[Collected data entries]
=======
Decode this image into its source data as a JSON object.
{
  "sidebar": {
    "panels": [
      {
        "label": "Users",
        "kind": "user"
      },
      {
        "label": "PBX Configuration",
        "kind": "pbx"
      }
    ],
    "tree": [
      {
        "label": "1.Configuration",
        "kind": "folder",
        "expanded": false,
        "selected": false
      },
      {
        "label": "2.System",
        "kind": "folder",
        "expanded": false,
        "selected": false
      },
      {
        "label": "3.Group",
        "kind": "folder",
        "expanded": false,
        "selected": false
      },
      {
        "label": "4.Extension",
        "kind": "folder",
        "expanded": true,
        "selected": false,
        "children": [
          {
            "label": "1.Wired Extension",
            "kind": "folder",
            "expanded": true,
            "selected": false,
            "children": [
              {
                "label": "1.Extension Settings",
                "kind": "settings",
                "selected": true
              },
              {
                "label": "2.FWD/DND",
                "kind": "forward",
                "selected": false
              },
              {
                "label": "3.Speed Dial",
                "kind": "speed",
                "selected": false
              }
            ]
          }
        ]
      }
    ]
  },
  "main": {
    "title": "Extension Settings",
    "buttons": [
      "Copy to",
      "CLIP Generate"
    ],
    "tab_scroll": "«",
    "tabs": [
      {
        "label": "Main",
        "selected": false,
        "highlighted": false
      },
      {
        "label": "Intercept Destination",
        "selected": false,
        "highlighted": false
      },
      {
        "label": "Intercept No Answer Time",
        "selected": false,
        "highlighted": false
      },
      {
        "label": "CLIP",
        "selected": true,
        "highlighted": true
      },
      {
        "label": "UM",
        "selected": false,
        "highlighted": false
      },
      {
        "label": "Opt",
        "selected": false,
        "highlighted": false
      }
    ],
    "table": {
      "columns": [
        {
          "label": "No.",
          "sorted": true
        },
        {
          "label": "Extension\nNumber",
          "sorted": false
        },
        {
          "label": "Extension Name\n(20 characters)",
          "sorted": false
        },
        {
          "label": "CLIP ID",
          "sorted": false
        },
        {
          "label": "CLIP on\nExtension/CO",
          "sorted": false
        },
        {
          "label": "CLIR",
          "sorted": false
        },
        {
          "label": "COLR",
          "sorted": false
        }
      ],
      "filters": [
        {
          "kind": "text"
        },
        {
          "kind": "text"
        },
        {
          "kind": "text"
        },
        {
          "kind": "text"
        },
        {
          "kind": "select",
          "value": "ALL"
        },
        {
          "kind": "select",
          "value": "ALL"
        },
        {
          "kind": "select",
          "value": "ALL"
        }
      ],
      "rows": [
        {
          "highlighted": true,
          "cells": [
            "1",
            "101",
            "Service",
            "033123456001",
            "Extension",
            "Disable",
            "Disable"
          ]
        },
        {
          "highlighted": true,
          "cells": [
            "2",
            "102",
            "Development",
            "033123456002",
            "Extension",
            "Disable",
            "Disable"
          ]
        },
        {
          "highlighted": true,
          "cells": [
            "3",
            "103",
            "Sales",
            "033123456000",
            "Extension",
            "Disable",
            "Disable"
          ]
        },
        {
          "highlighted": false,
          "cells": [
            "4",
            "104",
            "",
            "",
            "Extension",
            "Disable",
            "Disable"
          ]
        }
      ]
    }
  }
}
=======
• [Goal of the exercise]: Exactly reproduce all of the entries.

• [Reply]:
Decode this image into its source data as a JSON object.
{
  "sidebar": {
    "panels": [
      {
        "label": "Users",
        "kind": "user"
      },
      {
        "label": "PBX Configuration",
        "kind": "pbx"
      }
    ],
    "tree": [
      {
        "label": "1.Configuration",
        "kind": "folder",
        "expanded": false,
        "selected": false
      },
      {
        "label": "2.System",
        "kind": "folder",
        "expanded": false,
        "selected": false
      },
      {
        "label": "3.Group",
        "kind": "folder",
        "expanded": false,
        "selected": false
      },
      {
        "label": "4.Extension",
        "kind": "folder",
        "expanded": true,
        "selected": false,
        "children": [
          {
            "label": "1.Wired Extension",
            "kind": "folder",
            "expanded": true,
            "selected": false,
            "children": [
              {
                "label": "1.Extension Settings",
                "kind": "settings",
                "selected": true
              },
              {
                "label": "2.FWD/DND",
                "kind": "forward",
                "selected": false
              },
              {
                "label": "3.Speed Dial",
                "kind": "speed",
                "selected": false
              }
            ]
          }
        ]
      }
    ]
  },
  "main": {
    "title": "Extension Settings",
    "buttons": [
      "Copy to",
      "CLIP Generate"
    ],
    "tab_scroll": "«",
    "tabs": [
      {
        "label": "Main",
        "selected": false,
        "highlighted": false
      },
      {
        "label": "Intercept Destination",
        "selected": false,
        "highlighted": false
      },
      {
        "label": "Intercept No Answer Time",
        "selected": false,
        "highlighted": false
      },
      {
        "label": "CLIP",
        "selected": true,
        "highlighted": true
      },
      {
        "label": "UM",
        "selected": false,
        "highlighted": false
      },
      {
        "label": "Opt",
        "selected": false,
        "highlighted": false
      }
    ],
    "table": {
      "columns": [
        {
          "label": "No.",
          "sorted": true
        },
        {
          "label": "Extension\nNumber",
          "sorted": false
        },
        {
          "label": "Extension Name\n(20 characters)",
          "sorted": false
        },
        {
          "label": "CLIP ID",
          "sorted": false
        },
        {
          "label": "CLIP on\nExtension/CO",
          "sorted": false
        },
        {
          "label": "CLIR",
          "sorted": false
        },
        {
          "label": "COLR",
          "sorted": false
        }
      ],
      "filters": [
        {
          "kind": "text"
        },
        {
          "kind": "text"
        },
        {
          "kind": "text"
        },
        {
          "kind": "text"
        },
        {
          "kind": "select",
          "value": "ALL"
        },
        {
          "kind": "select",
          "value": "ALL"
        },
        {
          "kind": "select",
          "value": "ALL"
        }
      ],
      "rows": [
        {
          "highlighted": true,
          "cells": [
            "1",
            "101",
            "Service",
            "033123456001",
            "Extension",
            "Disable",
            "Disable"
          ]
        },
        {
          "highlighted": true,
          "cells": [
            "2",
            "102",
            "Development",
            "033123456002",
            "Extension",
            "Disable",
            "Disable"
          ]
        },
        {
          "highlighted": true,
          "cells": [
            "3",
            "103",
            "Sales",
            "033123456000",
            "Extension",
            "Disable",
            "Disable"
          ]
        },
        {
          "highlighted": false,
          "cells": [
            "4",
            "104",
            "",
            "",
            "Extension",
            "Disable",
            "Disable"
          ]
        }
      ]
    }
  }
}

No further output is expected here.